Aim ▸ Repeat every line of the material, character for character.

Data records ▸

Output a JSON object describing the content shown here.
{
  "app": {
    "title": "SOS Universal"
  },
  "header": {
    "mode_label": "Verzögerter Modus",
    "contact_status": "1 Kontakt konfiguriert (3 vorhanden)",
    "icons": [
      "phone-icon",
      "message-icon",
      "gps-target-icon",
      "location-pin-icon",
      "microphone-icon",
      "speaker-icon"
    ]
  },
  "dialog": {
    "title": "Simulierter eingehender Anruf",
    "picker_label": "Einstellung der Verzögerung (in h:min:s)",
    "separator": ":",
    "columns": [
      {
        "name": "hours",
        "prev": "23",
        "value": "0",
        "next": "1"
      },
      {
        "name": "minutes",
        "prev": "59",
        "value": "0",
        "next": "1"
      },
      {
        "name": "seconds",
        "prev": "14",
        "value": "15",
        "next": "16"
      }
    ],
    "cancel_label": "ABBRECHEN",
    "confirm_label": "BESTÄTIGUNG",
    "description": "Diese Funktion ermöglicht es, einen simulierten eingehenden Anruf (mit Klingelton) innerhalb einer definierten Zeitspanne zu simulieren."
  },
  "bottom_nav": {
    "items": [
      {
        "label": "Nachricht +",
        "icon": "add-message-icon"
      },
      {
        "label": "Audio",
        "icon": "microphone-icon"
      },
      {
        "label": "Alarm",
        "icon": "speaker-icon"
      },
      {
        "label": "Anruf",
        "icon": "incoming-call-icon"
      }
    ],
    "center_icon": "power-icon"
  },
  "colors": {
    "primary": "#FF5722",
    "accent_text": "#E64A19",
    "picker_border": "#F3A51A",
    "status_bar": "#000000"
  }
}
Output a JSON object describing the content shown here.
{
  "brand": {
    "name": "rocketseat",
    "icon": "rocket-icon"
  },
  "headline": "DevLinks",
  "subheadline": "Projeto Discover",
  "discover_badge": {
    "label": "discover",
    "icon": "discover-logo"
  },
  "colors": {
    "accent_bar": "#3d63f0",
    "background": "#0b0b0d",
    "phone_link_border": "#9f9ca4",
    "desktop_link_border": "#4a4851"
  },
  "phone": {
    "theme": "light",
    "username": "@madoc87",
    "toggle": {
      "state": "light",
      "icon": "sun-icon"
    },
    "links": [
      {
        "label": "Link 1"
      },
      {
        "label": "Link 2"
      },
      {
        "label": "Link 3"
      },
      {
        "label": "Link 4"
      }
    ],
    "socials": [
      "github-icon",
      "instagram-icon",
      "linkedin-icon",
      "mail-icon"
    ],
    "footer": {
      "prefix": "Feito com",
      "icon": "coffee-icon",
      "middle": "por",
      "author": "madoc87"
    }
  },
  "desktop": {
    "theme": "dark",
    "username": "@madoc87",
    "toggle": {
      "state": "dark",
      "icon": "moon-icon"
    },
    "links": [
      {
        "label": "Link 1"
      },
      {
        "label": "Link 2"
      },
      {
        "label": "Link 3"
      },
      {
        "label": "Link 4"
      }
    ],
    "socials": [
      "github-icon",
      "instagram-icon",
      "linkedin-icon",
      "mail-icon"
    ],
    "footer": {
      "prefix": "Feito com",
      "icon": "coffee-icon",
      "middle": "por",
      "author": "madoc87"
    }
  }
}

Task solution ▸
Output a JSON object describing the content shown here.
{
  "app": {
    "title": "SOS Universal"
  },
  "header": {
    "mode_label": "Verzögerter Modus",
    "contact_status": "1 Kontakt konfiguriert (3 vorhanden)",
    "icons": [
      "phone-icon",
      "message-icon",
      "gps-target-icon",
      "location-pin-icon",
      "microphone-icon",
      "speaker-icon"
    ]
  },
  "dialog": {
    "title": "Simulierter eingehender Anruf",
    "picker_label": "Einstellung der Verzögerung (in h:min:s)",
    "separator": ":",
    "columns": [
      {
        "name": "hours",
        "prev": "23",
        "value": "0",
        "next": "1"
      },
      {
        "name": "minutes",
        "prev": "59",
        "value": "0",
        "next": "1"
      },
      {
        "name": "seconds",
        "prev": "14",
        "value": "15",
        "next": "16"
      }
    ],
    "cancel_label": "ABBRECHEN",
    "confirm_label": "BESTÄTIGUNG",
    "description": "Diese Funktion ermöglicht es, einen simulierten eingehenden Anruf (mit Klingelton) innerhalb einer definierten Zeitspanne zu simulieren."
  },
  "bottom_nav": {
    "items": [
      {
        "label": "Nachricht +",
        "icon": "add-message-icon"
      },
      {
        "label": "Audio",
        "icon": "microphone-icon"
      },
      {
        "label": "Alarm",
        "icon": "speaker-icon"
      },
      {
        "label": "Anruf",
        "icon": "incoming-call-icon"
      }
    ],
    "center_icon": "power-icon"
  },
  "colors": {
    "primary": "#FF5722",
    "accent_text": "#E64A19",
    "picker_border": "#F3A51A",
    "status_bar": "#000000"
  }
}
Output a JSON object describing the content shown here.
{
  "brand": {
    "name": "rocketseat",
    "icon": "rocket-icon"
  },
  "headline": "DevLinks",
  "subheadline": "Projeto Discover",
  "discover_badge": {
    "label": "discover",
    "icon": "discover-logo"
  },
  "colors": {
    "accent_bar": "#3d63f0",
    "background": "#0b0b0d",
    "phone_link_border": "#9f9ca4",
    "desktop_link_border": "#4a4851"
  },
  "phone": {
    "theme": "light",
    "username": "@madoc87",
    "toggle": {
      "state": "light",
      "icon": "sun-icon"
    },
    "links": [
      {
        "label": "Link 1"
      },
      {
        "label": "Link 2"
      },
      {
        "label": "Link 3"
      },
      {
        "label": "Link 4"
      }
    ],
    "socials": [
      "github-icon",
      "instagram-icon",
      "linkedin-icon",
      "mail-icon"
    ],
    "footer": {
      "prefix": "Feito com",
      "icon": "coffee-icon",
      "middle": "por",
      "author": "madoc87"
    }
  },
  "desktop": {
    "theme": "dark",
    "username": "@madoc87",
    "toggle": {
      "state": "dark",
      "icon": "moon-icon"
    },
    "links": [
      {
        "label": "Link 1"
      },
      {
        "label": "Link 2"
      },
      {
        "label": "Link 3"
      },
      {
        "label": "Link 4"
      }
    ],
    "socials": [
      "github-icon",
      "instagram-icon",
      "linkedin-icon",
      "mail-icon"
    ],
    "footer": {
      "prefix": "Feito com",
      "icon": "coffee-icon",
      "middle": "por",
      "author": "madoc87"
    }
  }
}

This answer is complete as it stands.